▶ [What this task involves]:
Go through the lines below and copy each one that holds the string "content".

▶ [Data entries]:
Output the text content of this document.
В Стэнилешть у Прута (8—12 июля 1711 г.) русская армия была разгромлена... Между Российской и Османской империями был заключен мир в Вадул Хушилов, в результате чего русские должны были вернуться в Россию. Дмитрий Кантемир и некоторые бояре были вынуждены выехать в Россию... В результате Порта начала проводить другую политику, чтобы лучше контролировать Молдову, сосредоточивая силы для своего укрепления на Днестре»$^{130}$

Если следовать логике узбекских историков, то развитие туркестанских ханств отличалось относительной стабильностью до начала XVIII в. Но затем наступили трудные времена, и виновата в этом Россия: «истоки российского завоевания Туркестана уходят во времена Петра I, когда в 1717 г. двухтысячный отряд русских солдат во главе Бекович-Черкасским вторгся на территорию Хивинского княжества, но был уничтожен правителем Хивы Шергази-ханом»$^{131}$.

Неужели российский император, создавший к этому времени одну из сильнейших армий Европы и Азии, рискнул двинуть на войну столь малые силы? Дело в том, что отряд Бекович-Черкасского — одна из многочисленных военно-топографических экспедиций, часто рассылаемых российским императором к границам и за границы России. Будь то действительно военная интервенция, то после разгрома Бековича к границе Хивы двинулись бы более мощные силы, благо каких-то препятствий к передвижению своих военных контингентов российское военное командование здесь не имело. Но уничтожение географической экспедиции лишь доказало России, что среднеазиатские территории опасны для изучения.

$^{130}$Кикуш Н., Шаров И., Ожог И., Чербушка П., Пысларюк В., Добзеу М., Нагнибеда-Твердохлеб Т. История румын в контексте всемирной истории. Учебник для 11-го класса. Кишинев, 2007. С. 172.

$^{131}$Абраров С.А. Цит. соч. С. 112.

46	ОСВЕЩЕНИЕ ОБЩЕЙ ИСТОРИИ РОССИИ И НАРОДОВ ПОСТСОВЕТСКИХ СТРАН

* * *

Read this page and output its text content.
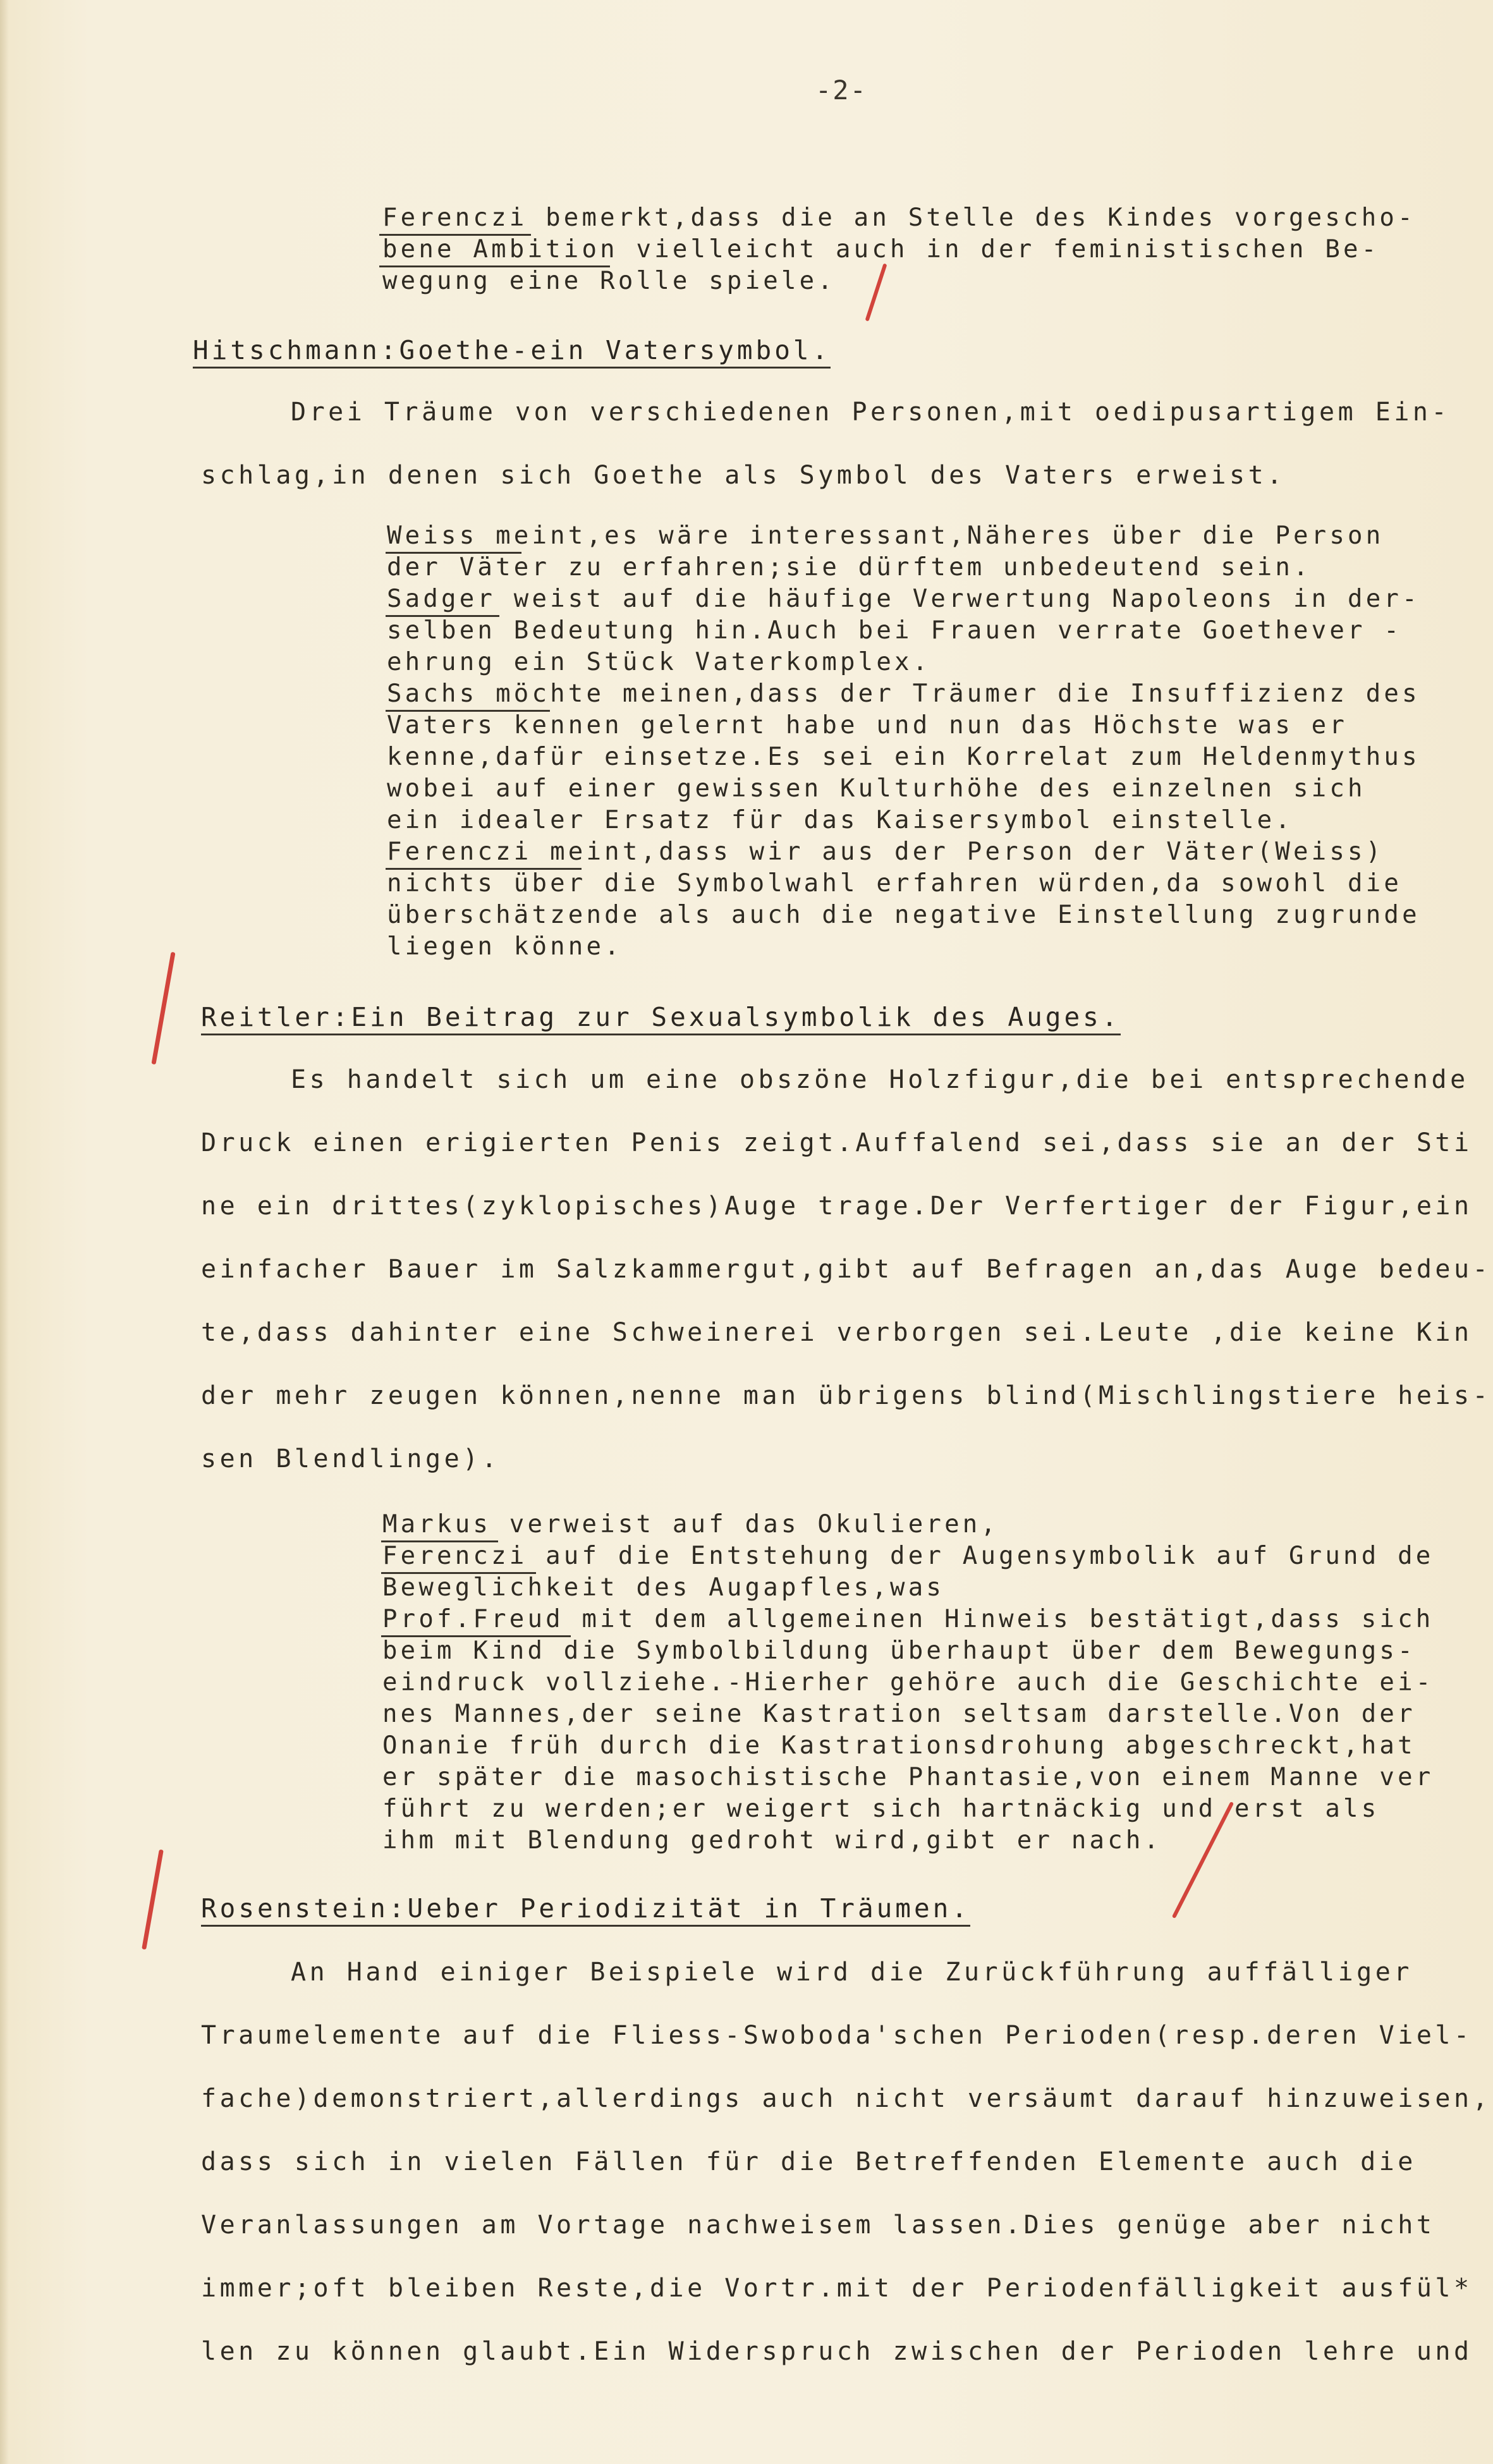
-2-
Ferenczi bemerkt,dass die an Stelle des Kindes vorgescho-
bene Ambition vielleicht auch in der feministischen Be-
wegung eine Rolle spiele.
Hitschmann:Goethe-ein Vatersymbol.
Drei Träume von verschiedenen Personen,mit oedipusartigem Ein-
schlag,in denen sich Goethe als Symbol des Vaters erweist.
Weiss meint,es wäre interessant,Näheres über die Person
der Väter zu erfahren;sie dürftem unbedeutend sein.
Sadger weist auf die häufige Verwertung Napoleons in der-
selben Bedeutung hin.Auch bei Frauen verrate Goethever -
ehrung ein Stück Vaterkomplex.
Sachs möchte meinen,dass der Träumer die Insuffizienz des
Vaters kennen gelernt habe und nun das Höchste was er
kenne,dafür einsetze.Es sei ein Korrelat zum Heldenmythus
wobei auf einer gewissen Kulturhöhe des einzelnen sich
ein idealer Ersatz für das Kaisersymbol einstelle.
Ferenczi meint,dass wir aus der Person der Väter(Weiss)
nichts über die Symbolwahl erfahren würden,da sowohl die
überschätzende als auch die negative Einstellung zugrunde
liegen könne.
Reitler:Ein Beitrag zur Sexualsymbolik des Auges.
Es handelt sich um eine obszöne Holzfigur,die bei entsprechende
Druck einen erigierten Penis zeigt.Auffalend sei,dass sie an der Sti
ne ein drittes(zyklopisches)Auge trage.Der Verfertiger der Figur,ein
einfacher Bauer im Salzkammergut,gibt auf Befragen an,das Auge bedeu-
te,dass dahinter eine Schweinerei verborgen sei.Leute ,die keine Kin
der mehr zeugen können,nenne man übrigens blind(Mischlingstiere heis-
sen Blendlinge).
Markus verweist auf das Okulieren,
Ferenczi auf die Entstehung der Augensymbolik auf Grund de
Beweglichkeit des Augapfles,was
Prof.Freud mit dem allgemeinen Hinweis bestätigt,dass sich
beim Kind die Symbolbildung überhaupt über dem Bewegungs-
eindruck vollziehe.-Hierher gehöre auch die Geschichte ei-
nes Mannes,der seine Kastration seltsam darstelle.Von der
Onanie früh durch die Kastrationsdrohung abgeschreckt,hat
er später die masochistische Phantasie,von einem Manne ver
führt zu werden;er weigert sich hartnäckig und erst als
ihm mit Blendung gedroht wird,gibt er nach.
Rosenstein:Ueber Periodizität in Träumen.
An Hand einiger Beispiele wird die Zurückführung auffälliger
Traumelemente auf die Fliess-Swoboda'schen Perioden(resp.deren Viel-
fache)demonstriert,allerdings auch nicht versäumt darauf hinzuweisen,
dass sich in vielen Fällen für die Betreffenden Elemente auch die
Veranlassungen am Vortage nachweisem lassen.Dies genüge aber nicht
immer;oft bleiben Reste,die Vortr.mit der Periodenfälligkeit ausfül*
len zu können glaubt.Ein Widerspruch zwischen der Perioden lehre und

--

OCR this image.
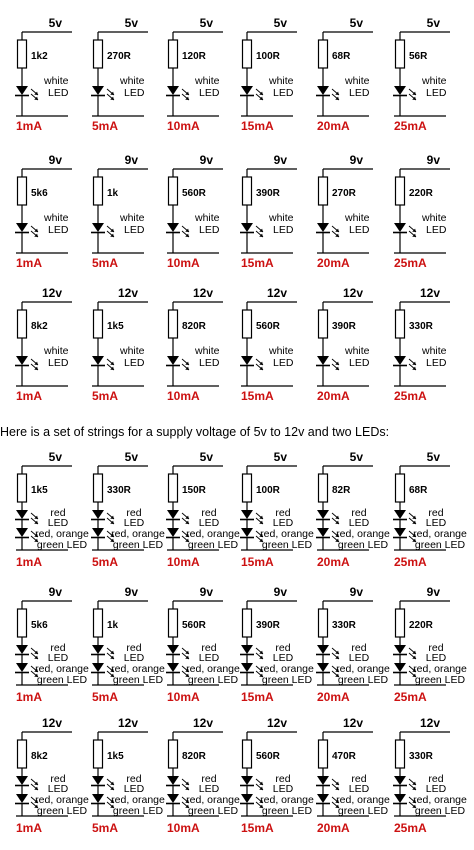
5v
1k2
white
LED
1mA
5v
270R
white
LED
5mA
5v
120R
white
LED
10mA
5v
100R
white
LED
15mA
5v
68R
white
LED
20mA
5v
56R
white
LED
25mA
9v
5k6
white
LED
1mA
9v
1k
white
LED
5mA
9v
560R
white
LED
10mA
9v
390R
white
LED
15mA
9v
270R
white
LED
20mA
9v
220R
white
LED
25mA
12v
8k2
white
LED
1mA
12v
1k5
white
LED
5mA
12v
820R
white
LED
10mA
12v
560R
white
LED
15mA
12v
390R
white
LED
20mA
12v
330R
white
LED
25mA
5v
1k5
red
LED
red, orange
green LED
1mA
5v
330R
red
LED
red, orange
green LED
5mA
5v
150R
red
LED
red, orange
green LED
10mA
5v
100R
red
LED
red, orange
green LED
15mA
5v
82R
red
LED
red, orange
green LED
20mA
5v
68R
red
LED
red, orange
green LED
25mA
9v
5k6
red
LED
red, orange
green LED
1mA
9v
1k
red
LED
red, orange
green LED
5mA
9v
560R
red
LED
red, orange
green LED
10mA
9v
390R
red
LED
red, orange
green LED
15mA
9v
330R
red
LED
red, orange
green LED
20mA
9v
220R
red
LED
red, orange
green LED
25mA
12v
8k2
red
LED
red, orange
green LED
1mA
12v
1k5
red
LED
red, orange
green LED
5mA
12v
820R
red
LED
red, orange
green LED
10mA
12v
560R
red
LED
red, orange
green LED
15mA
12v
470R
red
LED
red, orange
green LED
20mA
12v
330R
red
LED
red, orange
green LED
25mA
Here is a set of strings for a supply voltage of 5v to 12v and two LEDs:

▶ [Answer for this exercise]:
Output the text content of this document.
Read this page and output its text content.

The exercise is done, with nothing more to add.